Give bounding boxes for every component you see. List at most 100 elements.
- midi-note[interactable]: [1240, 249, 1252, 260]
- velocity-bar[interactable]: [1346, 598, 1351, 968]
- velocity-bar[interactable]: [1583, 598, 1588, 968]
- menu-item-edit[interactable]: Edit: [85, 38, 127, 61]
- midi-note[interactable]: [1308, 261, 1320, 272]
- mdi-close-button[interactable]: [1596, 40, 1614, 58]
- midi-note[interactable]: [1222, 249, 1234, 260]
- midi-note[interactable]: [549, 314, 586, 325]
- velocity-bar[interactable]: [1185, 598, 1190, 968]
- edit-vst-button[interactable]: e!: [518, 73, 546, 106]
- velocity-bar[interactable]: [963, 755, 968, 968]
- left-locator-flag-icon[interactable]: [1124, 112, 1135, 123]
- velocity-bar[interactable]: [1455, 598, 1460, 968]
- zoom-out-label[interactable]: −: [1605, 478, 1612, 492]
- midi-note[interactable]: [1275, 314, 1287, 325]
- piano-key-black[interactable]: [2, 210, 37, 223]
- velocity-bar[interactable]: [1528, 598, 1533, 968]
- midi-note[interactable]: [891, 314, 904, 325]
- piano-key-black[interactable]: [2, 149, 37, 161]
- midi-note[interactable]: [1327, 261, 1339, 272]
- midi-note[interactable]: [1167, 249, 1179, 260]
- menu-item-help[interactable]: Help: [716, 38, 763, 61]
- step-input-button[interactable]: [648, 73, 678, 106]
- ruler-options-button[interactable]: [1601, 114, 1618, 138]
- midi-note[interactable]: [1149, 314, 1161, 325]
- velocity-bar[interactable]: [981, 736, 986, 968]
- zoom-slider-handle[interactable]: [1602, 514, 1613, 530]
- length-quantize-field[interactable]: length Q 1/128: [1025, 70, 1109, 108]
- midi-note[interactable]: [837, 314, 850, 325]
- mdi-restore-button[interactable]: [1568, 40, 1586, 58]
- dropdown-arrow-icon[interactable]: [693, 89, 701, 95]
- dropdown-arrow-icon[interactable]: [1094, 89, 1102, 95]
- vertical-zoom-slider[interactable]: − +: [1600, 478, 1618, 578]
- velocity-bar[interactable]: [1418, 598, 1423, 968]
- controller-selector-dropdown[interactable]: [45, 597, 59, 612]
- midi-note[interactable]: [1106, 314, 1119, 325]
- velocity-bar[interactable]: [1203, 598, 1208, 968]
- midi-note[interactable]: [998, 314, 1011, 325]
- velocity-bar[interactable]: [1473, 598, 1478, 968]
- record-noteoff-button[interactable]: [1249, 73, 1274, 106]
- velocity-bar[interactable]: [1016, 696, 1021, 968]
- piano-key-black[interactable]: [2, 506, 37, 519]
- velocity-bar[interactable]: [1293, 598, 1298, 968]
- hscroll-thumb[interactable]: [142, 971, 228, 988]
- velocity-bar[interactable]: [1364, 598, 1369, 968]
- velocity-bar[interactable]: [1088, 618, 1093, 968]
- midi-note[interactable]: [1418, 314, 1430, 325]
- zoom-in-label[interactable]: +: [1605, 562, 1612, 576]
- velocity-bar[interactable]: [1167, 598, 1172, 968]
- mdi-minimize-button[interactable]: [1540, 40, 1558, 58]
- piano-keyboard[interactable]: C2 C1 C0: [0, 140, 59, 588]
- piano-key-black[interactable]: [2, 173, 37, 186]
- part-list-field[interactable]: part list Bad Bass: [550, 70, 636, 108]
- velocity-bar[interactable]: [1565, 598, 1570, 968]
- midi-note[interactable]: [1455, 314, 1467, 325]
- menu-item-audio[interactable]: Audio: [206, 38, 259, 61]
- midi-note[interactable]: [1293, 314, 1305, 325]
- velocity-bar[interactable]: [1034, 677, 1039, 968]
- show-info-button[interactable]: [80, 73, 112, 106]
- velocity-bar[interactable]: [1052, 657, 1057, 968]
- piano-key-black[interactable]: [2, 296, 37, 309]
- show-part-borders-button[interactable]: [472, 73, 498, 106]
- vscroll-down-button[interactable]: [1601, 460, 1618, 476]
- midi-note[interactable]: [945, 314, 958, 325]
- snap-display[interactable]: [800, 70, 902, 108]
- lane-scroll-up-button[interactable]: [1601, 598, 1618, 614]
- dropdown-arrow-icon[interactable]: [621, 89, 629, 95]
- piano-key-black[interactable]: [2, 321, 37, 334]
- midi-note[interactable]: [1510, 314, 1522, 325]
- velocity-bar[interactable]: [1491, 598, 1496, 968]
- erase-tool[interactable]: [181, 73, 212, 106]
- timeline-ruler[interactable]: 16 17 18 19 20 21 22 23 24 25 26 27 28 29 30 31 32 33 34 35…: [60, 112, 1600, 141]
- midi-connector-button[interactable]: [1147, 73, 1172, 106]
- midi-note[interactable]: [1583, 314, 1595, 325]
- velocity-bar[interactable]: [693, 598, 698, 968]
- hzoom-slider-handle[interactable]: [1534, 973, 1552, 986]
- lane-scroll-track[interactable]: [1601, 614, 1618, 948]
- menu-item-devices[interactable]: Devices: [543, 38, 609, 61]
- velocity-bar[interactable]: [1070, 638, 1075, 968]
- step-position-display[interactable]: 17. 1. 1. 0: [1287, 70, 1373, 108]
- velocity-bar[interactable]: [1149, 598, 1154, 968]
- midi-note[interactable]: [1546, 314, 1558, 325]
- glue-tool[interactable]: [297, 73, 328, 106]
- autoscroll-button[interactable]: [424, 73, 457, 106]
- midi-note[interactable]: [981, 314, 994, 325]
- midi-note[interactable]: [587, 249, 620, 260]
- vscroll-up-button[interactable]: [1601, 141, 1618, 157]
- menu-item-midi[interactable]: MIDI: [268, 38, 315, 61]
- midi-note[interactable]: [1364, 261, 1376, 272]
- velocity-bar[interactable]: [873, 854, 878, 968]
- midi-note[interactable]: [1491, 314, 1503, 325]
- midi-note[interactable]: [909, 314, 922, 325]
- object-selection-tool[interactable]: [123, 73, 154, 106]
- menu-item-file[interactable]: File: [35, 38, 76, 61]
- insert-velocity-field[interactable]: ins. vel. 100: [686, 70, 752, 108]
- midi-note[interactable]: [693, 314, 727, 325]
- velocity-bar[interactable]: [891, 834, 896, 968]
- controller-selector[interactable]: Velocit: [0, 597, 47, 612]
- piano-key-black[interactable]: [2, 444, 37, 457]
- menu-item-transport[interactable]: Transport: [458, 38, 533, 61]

═══

■ SHORT TASK: Reproduce the entries starting from the first line and ending with the line that contains "- menu-item-help[interactable]: Help: [716, 38, 763, 61]", including both.

■ TASK SOLUTION:
Give bounding boxes for every component you see. List at most 100 elements.
- midi-note[interactable]: [1240, 249, 1252, 260]
- velocity-bar[interactable]: [1346, 598, 1351, 968]
- velocity-bar[interactable]: [1583, 598, 1588, 968]
- menu-item-edit[interactable]: Edit: [85, 38, 127, 61]
- midi-note[interactable]: [1308, 261, 1320, 272]
- mdi-close-button[interactable]: [1596, 40, 1614, 58]
- midi-note[interactable]: [1222, 249, 1234, 260]
- midi-note[interactable]: [549, 314, 586, 325]
- velocity-bar[interactable]: [1185, 598, 1190, 968]
- edit-vst-button[interactable]: e!: [518, 73, 546, 106]
- velocity-bar[interactable]: [963, 755, 968, 968]
- left-locator-flag-icon[interactable]: [1124, 112, 1135, 123]
- velocity-bar[interactable]: [1455, 598, 1460, 968]
- zoom-out-label[interactable]: −: [1605, 478, 1612, 492]
- midi-note[interactable]: [1275, 314, 1287, 325]
- piano-key-black[interactable]: [2, 210, 37, 223]
- velocity-bar[interactable]: [1528, 598, 1533, 968]
- midi-note[interactable]: [891, 314, 904, 325]
- piano-key-black[interactable]: [2, 149, 37, 161]
- midi-note[interactable]: [1327, 261, 1339, 272]
- midi-note[interactable]: [1167, 249, 1179, 260]
- menu-item-help[interactable]: Help: [716, 38, 763, 61]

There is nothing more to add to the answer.